THE REQUEST> Return the lines from the one containing "thumbs-up-icon [76, 286, 96, 304]" through the one containing "comment-author[interactable]: 易燃 6小时前", both included, reproducing each without any change.

──────── LISTED RECORDS ────────

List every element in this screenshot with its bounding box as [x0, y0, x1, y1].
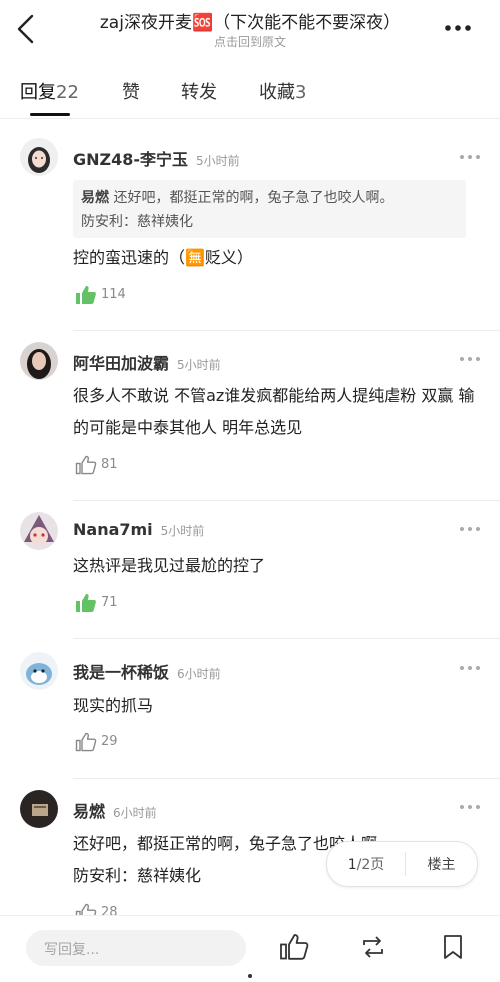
thumbs-up-icon [76, 286, 96, 304]
repost-icon[interactable] [358, 932, 388, 962]
quoted-text: 还好吧，都挺正常的啊，兔子急了也咬人啊。 [113, 190, 394, 206]
like-button[interactable]: 81 [75, 454, 118, 476]
like-button[interactable]: 29 [75, 731, 118, 753]
quoted-text: 防安利：慈祥姨化 [81, 214, 193, 230]
thumbs-up-icon [75, 732, 97, 752]
comment-item: 阿华田加波霸 5小时前 很多人不敢说 不管az谁发疯都能给两人提纯虐粉 双赢 输的… [0, 330, 500, 500]
tab-label: 赞 [122, 82, 140, 103]
current-page: 1 [347, 857, 357, 873]
op-only-button[interactable]: 楼主 [406, 854, 477, 874]
comment-text: 很多人不敢说 不管az谁发疯都能给两人提纯虐粉 双赢 输的可能是中泰其他人 明年… [73, 386, 475, 437]
tab-count: 22 [56, 82, 79, 103]
back-to-post-link[interactable]: 点击回到原文 [62, 33, 438, 50]
username: 易燃 [73, 802, 106, 821]
reply-input[interactable]: 写回复... [26, 930, 246, 966]
total-pages: /2页 [356, 857, 385, 873]
chevron-left-icon[interactable] [14, 12, 38, 46]
username[interactable]: GNZ48-李宁玉 [73, 150, 188, 169]
more-horizontal-icon[interactable] [458, 663, 482, 673]
quoted-username: 易燃 [81, 190, 109, 206]
page-indicator[interactable]: 1/2页 [327, 854, 405, 874]
more-horizontal-icon[interactable] [458, 354, 482, 364]
bookmark-icon[interactable] [438, 932, 468, 962]
tab-reposts[interactable]: 转发 [181, 78, 217, 104]
timestamp: 5小时前 [196, 154, 240, 168]
comment-text: 这热评是我见过最尬的控了 [73, 556, 266, 575]
tab-label: 收藏 [259, 82, 295, 103]
comment-item: GNZ48-李宁玉 5小时前 易燃 还好吧，都挺正常的啊，兔子急了也咬人啊。 防安… [0, 118, 500, 330]
reply-placeholder: 写回复... [44, 942, 100, 958]
avatar[interactable] [20, 138, 58, 176]
like-count: 114 [101, 287, 126, 302]
avatar[interactable] [20, 652, 58, 690]
comment-text: 现实的抓马 [73, 696, 154, 715]
like-count: 81 [101, 457, 118, 472]
thumbs-up-icon [75, 903, 97, 915]
comment-text: 控的蛮迅速的（🈚贬义） [73, 248, 253, 267]
thumbs-up-icon[interactable] [279, 932, 309, 962]
like-count: 71 [101, 595, 118, 610]
more-horizontal-icon[interactable] [458, 524, 482, 534]
page-title[interactable]: zaj深夜开麦🆘（下次能不能不要深夜） [62, 8, 438, 33]
home-indicator [248, 974, 252, 978]
comment-author[interactable]: 易燃 6小时前 [73, 798, 157, 822]
avatar[interactable] [20, 790, 58, 828]
more-horizontal-icon[interactable] [440, 14, 476, 42]
tab-label: 回复 [20, 82, 56, 103]
quoted-reply[interactable]: 易燃 还好吧，都挺正常的啊，兔子急了也咬人啊。 防安利：慈祥姨化 [73, 180, 466, 238]
tab-replies[interactable]: 回复22 [20, 78, 79, 104]
more-horizontal-icon[interactable] [458, 152, 482, 162]
timestamp: 6小时前 [177, 667, 221, 681]
tab-active-indicator [30, 113, 70, 116]
username: 阿华田加波霸 [73, 354, 170, 373]
like-count: 29 [101, 734, 118, 749]
like-button[interactable]: 71 [75, 592, 118, 614]
comment-item: 我是一杯稀饭 6小时前 现实的抓马 29 [0, 638, 500, 778]
timestamp: 5小时前 [177, 358, 221, 372]
tab-label: 转发 [181, 82, 217, 103]
tab-bar: 回复22 赞 转发 收藏3 [0, 72, 500, 118]
comment-author[interactable]: GNZ48-李宁玉 5小时前 [73, 146, 240, 170]
comment-author[interactable]: 我是一杯稀饭 6小时前 [73, 659, 221, 683]
like-button[interactable]: 28 [75, 902, 118, 915]
more-horizontal-icon[interactable] [458, 802, 482, 812]
page-switcher: 1/2页 楼主 [326, 841, 478, 887]
bottom-action-bar: 写回复... [0, 915, 500, 982]
like-count: 28 [101, 905, 118, 915]
tab-favorites[interactable]: 收藏3 [259, 78, 306, 104]
username: 我是一杯稀饭 [73, 663, 170, 682]
timestamp: 6小时前 [113, 806, 157, 820]
tab-count: 3 [295, 82, 307, 103]
comment-author[interactable]: Nana7mi 5小时前 [73, 520, 204, 539]
like-button[interactable]: 114 [75, 284, 126, 306]
thumbs-up-icon [75, 455, 97, 475]
thumbs-up-icon [76, 594, 96, 612]
timestamp: 5小时前 [160, 524, 205, 538]
avatar[interactable] [20, 512, 58, 550]
comment-author[interactable]: 阿华田加波霸 5小时前 [73, 350, 221, 374]
top-bar: zaj深夜开麦🆘（下次能不能不要深夜） 点击回到原文 [0, 0, 500, 60]
username: Nana7mi [73, 520, 153, 539]
comment-item: Nana7mi 5小时前 这热评是我见过最尬的控了 71 [0, 500, 500, 638]
tab-likes[interactable]: 赞 [122, 78, 140, 104]
avatar[interactable] [20, 342, 58, 380]
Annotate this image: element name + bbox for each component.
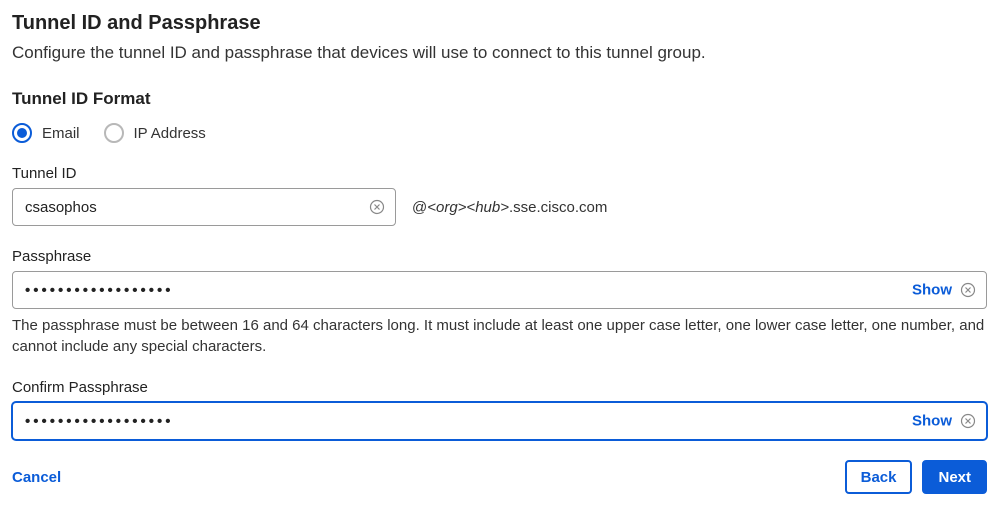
tunnel-id-format-group: Email IP Address [12, 123, 987, 143]
confirm-passphrase-input[interactable] [13, 403, 986, 439]
footer: Cancel Back Next [12, 460, 987, 494]
next-button[interactable]: Next [922, 460, 987, 494]
page-description: Configure the tunnel ID and passphrase t… [12, 43, 987, 63]
show-confirm-passphrase-button[interactable]: Show [912, 413, 952, 430]
clear-icon[interactable] [960, 413, 976, 429]
radio-email-label: Email [42, 125, 80, 142]
passphrase-input-wrap: Show [12, 271, 987, 309]
radio-email[interactable]: Email [12, 123, 80, 143]
clear-icon[interactable] [960, 282, 976, 298]
confirm-passphrase-label: Confirm Passphrase [12, 379, 987, 396]
tunnel-id-input[interactable] [13, 189, 395, 225]
tunnel-id-suffix: @<org><hub>.sse.cisco.com [412, 199, 607, 216]
radio-ip-label: IP Address [134, 125, 206, 142]
tunnel-id-label: Tunnel ID [12, 165, 987, 182]
radio-circle-icon [104, 123, 124, 143]
radio-ip-address[interactable]: IP Address [104, 123, 206, 143]
back-button[interactable]: Back [845, 460, 913, 494]
clear-icon[interactable] [369, 199, 385, 215]
cancel-button[interactable]: Cancel [12, 469, 61, 486]
radio-circle-icon [12, 123, 32, 143]
show-passphrase-button[interactable]: Show [912, 282, 952, 299]
tunnel-id-input-wrap [12, 188, 396, 226]
confirm-passphrase-input-wrap: Show [12, 402, 987, 440]
page-title: Tunnel ID and Passphrase [12, 12, 987, 35]
passphrase-input[interactable] [13, 272, 986, 308]
tunnel-id-format-heading: Tunnel ID Format [12, 89, 987, 109]
passphrase-helper: The passphrase must be between 16 and 64… [12, 315, 987, 357]
passphrase-label: Passphrase [12, 248, 987, 265]
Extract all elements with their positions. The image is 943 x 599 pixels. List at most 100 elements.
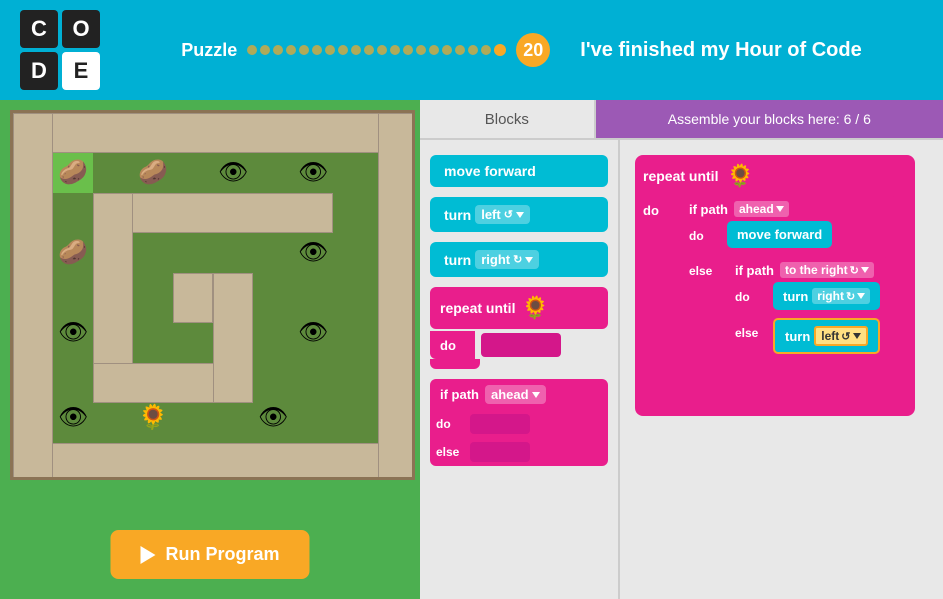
maze-wall-top	[13, 113, 415, 153]
ahead-dropdown[interactable]: ahead	[485, 385, 546, 404]
asm-else-label-2: else	[735, 318, 767, 340]
puzzle-dot-5	[299, 45, 309, 55]
blocks-tabs: Blocks Assemble your blocks here: 6 / 6	[420, 100, 943, 140]
blocks-workspace: move forward turn left ↺ turn right	[420, 140, 943, 599]
asm-turn-right-dropdown[interactable]: right ↻	[812, 288, 870, 304]
asm-turn-right-arrow	[857, 293, 865, 299]
puzzle-dot-9	[351, 45, 361, 55]
puzzle-dot-11	[377, 45, 387, 55]
creature-3: 👁	[218, 158, 248, 187]
asm-turn-right[interactable]: turn right ↻	[773, 282, 880, 310]
asm-repeat-header: repeat until 🌻	[643, 163, 907, 189]
maze-wall-bottom	[13, 443, 415, 480]
creature-4: 👁	[298, 158, 328, 187]
block-move-forward[interactable]: move forward	[430, 155, 608, 187]
run-button-label: Run Program	[165, 544, 279, 565]
puzzle-dot-17	[455, 45, 465, 55]
turn-right-dropdown[interactable]: right ↻	[475, 250, 539, 269]
creature-8: 👁	[298, 318, 328, 347]
puzzle-dot-10	[364, 45, 374, 55]
asm-else-row-2: else turn left ↺	[735, 318, 880, 354]
maze-inner-mid	[173, 273, 213, 323]
tab-assemble[interactable]: Assemble your blocks here: 6 / 6	[596, 100, 943, 138]
asm-repeat-tail	[643, 396, 713, 408]
asm-right-arrow	[861, 267, 869, 273]
puzzle-dot-14	[416, 45, 426, 55]
turn-left-dropdown[interactable]: left ↺	[475, 205, 530, 224]
logo-o: O	[62, 10, 100, 48]
maze-inner-right	[213, 273, 253, 403]
asm-do-label: do	[643, 195, 675, 218]
repeat-tail	[430, 359, 480, 369]
puzzle-dot-12	[390, 45, 400, 55]
asm-if-path-ahead: if path ahead do	[681, 195, 896, 392]
if-do-row: do	[430, 410, 608, 438]
if-do-slot	[470, 414, 530, 434]
block-repeat-until[interactable]: repeat until 🌻	[430, 287, 608, 329]
palette-if-block: if path ahead do else	[430, 379, 608, 466]
finished-text: I've finished my Hour of Code	[580, 39, 861, 62]
asm-turn-left-arrow	[853, 333, 861, 339]
sunflower-icon: 🌻	[521, 295, 548, 321]
if-else-row: else	[430, 438, 608, 466]
palette: move forward turn left ↺ turn right	[420, 140, 620, 599]
logo: C O D E	[20, 10, 100, 90]
palette-repeat-block: repeat until 🌻 do	[430, 287, 608, 369]
puzzle-number: 20	[516, 33, 550, 67]
play-icon	[140, 546, 155, 564]
puzzle-dot-3	[273, 45, 283, 55]
creature-7: 👁	[58, 318, 88, 347]
asm-if-do-label: do	[689, 221, 721, 243]
asm-if-do-row: do move forward	[689, 221, 888, 248]
assembled-area: repeat until 🌻 do if path	[620, 140, 943, 599]
asm-turn-left-dropdown[interactable]: left ↺	[814, 326, 867, 346]
puzzle-dot-19	[481, 45, 491, 55]
puzzle-dots	[247, 44, 506, 56]
puzzle-dot-13	[403, 45, 413, 55]
asm-move-forward[interactable]: move forward	[727, 221, 832, 248]
asm-inner-1: if path ahead do	[681, 195, 896, 392]
dropdown-arrow-right	[525, 257, 533, 263]
asm-do-row-right: do turn right ↻	[735, 282, 880, 310]
puzzle-dot-7	[325, 45, 335, 55]
asm-inner-tail	[727, 370, 787, 382]
if-path-header[interactable]: if path ahead	[430, 379, 608, 410]
puzzle-area: Puzzle 20 I've finished my Hour of Code	[120, 33, 923, 67]
asm-do-label-right: do	[735, 282, 767, 304]
logo-e: E	[62, 52, 100, 90]
do-label: do	[430, 331, 475, 359]
creature-10: 👁	[58, 403, 88, 432]
dropdown-arrow-left	[516, 212, 524, 218]
creature-5: 🥔	[58, 238, 88, 267]
puzzle-dot-16	[442, 45, 452, 55]
game-area: 🥔 🥔 👁 👁 🥔 👁 👁 👁 🌻 👁 👁 🤖 Run Program	[0, 100, 420, 599]
block-turn-right[interactable]: turn right ↻	[430, 242, 608, 277]
maze-canvas: 🥔 🥔 👁 👁 🥔 👁 👁 👁 🌻 👁 👁 🤖	[10, 110, 415, 480]
asm-inner-2: if path to the right ↻	[727, 256, 888, 382]
if-do-label: do	[436, 417, 466, 431]
if-else-label: else	[436, 445, 466, 459]
creature-6: 👁	[298, 238, 328, 267]
puzzle-dot-6	[312, 45, 322, 55]
asm-turn-left[interactable]: turn left ↺	[773, 318, 880, 354]
asm-if-row-1: if path ahead	[689, 201, 888, 217]
asm-ahead-dropdown[interactable]: ahead	[734, 201, 789, 217]
asm-ahead-arrow	[776, 206, 784, 212]
creature-11: 👁	[258, 403, 288, 432]
do-slot	[481, 333, 561, 357]
puzzle-dot-4	[286, 45, 296, 55]
asm-right-dropdown[interactable]: to the right ↻	[780, 262, 874, 278]
asm-if-path-right: if path to the right ↻	[727, 256, 888, 364]
blocks-panel: Blocks Assemble your blocks here: 6 / 6 …	[420, 100, 943, 599]
do-row: do	[430, 331, 608, 359]
creature-9: 🌻	[138, 403, 168, 432]
block-turn-left[interactable]: turn left ↺	[430, 197, 608, 232]
run-button[interactable]: Run Program	[110, 530, 309, 579]
puzzle-dot-18	[468, 45, 478, 55]
asm-do-row: do if path ahead	[643, 195, 907, 392]
asm-sunflower: 🌻	[726, 163, 753, 189]
logo-c: C	[20, 10, 58, 48]
if-else-slot	[470, 442, 530, 462]
logo-d: D	[20, 52, 58, 90]
tab-blocks[interactable]: Blocks	[420, 100, 596, 138]
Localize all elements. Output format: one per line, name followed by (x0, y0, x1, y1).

────────

SOLUTION TO THIS PROBLEM>
thumbs-up-icon [76, 286, 96, 304]
repost-icon[interactable] [358, 932, 388, 962]
quoted-text: 还好吧，都挺正常的啊，兔子急了也咬人啊。 [113, 190, 394, 206]
like-button[interactable]: 81 [75, 454, 118, 476]
like-button[interactable]: 29 [75, 731, 118, 753]
quoted-text: 防安利：慈祥姨化 [81, 214, 193, 230]
thumbs-up-icon [75, 732, 97, 752]
comment-item: 阿华田加波霸 5小时前 很多人不敢说 不管az谁发疯都能给两人提纯虐粉 双赢 输的… [0, 330, 500, 500]
tab-label: 赞 [122, 82, 140, 103]
current-page: 1 [347, 857, 357, 873]
op-only-button[interactable]: 楼主 [406, 854, 477, 874]
comment-text: 很多人不敢说 不管az谁发疯都能给两人提纯虐粉 双赢 输的可能是中泰其他人 明年… [73, 386, 475, 437]
tab-count: 22 [56, 82, 79, 103]
back-to-post-link[interactable]: 点击回到原文 [62, 33, 438, 50]
username: 易燃 [73, 802, 106, 821]
reply-input[interactable]: 写回复... [26, 930, 246, 966]
total-pages: /2页 [356, 857, 385, 873]
chevron-left-icon[interactable] [14, 12, 38, 46]
username[interactable]: GNZ48-李宁玉 [73, 150, 188, 169]
more-horizontal-icon[interactable] [458, 663, 482, 673]
quoted-username: 易燃 [81, 190, 109, 206]
page-indicator[interactable]: 1/2页 [327, 854, 405, 874]
more-horizontal-icon[interactable] [458, 354, 482, 364]
bookmark-icon[interactable] [438, 932, 468, 962]
tab-reposts[interactable]: 转发 [181, 78, 217, 104]
timestamp: 5小时前 [196, 154, 240, 168]
comment-text: 这热评是我见过最尬的控了 [73, 556, 266, 575]
tab-label: 收藏 [259, 82, 295, 103]
comment-item: GNZ48-李宁玉 5小时前 易燃 还好吧，都挺正常的啊，兔子急了也咬人啊。 防安… [0, 118, 500, 330]
reply-placeholder: 写回复... [44, 942, 100, 958]
avatar[interactable] [20, 138, 58, 176]
like-count: 114 [101, 287, 126, 302]
avatar[interactable] [20, 652, 58, 690]
comment-text: 现实的抓马 [73, 696, 154, 715]
like-count: 81 [101, 457, 118, 472]
thumbs-up-icon [75, 903, 97, 915]
comment-text: 控的蛮迅速的（🈚贬义） [73, 248, 253, 267]
thumbs-up-icon[interactable] [279, 932, 309, 962]
like-count: 71 [101, 595, 118, 610]
more-horizontal-icon[interactable] [458, 524, 482, 534]
page-title[interactable]: zaj深夜开麦🆘（下次能不能不要深夜） [62, 8, 438, 33]
home-indicator [248, 974, 252, 978]
comment-author[interactable]: 易燃 6小时前 [73, 798, 157, 822]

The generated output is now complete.